— START Exercise materials —
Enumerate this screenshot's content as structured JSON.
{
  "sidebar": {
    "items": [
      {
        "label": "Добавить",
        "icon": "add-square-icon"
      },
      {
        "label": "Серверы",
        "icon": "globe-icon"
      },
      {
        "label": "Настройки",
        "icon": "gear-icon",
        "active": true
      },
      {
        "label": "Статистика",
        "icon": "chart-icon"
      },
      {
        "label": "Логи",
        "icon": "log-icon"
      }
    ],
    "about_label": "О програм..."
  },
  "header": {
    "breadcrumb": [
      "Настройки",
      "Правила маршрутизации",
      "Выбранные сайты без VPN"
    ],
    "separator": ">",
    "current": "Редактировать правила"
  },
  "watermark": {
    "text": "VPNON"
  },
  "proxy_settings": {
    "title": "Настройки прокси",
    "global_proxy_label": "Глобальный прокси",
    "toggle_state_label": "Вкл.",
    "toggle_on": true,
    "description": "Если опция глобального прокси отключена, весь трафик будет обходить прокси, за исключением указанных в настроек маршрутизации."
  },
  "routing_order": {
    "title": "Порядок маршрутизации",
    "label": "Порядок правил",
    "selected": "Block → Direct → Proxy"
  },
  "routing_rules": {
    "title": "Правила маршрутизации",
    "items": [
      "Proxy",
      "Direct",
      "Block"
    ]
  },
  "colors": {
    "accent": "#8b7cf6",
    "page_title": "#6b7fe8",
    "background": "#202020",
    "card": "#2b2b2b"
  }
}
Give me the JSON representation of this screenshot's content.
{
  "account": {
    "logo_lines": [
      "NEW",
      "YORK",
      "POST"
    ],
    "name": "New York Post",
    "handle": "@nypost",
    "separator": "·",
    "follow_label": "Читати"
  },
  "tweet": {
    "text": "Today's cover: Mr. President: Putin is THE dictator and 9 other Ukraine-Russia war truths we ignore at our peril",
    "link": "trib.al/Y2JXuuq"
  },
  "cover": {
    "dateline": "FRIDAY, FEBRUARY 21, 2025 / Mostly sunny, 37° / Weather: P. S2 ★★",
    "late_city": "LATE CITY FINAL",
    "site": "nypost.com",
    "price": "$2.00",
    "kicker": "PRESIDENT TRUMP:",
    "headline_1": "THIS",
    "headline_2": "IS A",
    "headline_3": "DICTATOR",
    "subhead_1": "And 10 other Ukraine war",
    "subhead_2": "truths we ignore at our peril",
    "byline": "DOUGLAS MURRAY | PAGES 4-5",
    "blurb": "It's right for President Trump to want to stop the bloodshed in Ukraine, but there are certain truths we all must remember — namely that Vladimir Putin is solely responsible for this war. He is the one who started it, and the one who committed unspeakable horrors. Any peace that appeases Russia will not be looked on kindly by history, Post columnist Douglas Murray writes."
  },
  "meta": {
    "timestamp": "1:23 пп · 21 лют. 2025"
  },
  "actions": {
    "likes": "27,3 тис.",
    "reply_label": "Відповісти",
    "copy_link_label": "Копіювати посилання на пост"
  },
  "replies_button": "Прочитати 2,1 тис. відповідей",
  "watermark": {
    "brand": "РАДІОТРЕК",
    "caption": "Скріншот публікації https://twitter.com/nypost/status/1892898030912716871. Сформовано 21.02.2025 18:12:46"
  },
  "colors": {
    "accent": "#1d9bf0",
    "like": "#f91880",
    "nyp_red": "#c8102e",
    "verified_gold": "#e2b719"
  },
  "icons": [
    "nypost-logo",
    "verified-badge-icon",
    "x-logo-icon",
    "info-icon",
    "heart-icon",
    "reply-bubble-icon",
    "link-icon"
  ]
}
— END Exercise materials —
— START Exercise materials —
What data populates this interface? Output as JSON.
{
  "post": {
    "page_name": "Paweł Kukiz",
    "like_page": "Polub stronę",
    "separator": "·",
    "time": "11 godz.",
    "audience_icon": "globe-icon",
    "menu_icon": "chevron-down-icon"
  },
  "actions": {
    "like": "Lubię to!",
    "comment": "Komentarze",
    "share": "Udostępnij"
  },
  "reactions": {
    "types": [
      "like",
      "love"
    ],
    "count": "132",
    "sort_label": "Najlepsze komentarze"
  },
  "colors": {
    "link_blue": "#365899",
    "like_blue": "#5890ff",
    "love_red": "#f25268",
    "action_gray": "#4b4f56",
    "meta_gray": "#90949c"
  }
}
— END Exercise materials —
#### Exercise details:
Every line of the records that includes the word "Ukraine" should be gathered.

#### Answer to the problem:
    "text": "Today's cover: Mr. President: Putin is THE dictator and 9 other Ukraine-Russia war truths we ignore at our peril",
    "subhead_1": "And 10 other Ukraine war",
    "blurb": "It's right for President Trump to want to stop the bloodshed in Ukraine, but there are certain truths we all must remember — namely that Vladimir Putin is solely responsible for this war. He is the one who started it, and the one who committed unspeakable horrors. Any peace that appeases Russia will not be looked on kindly by history, Post columnist Douglas Murray writes."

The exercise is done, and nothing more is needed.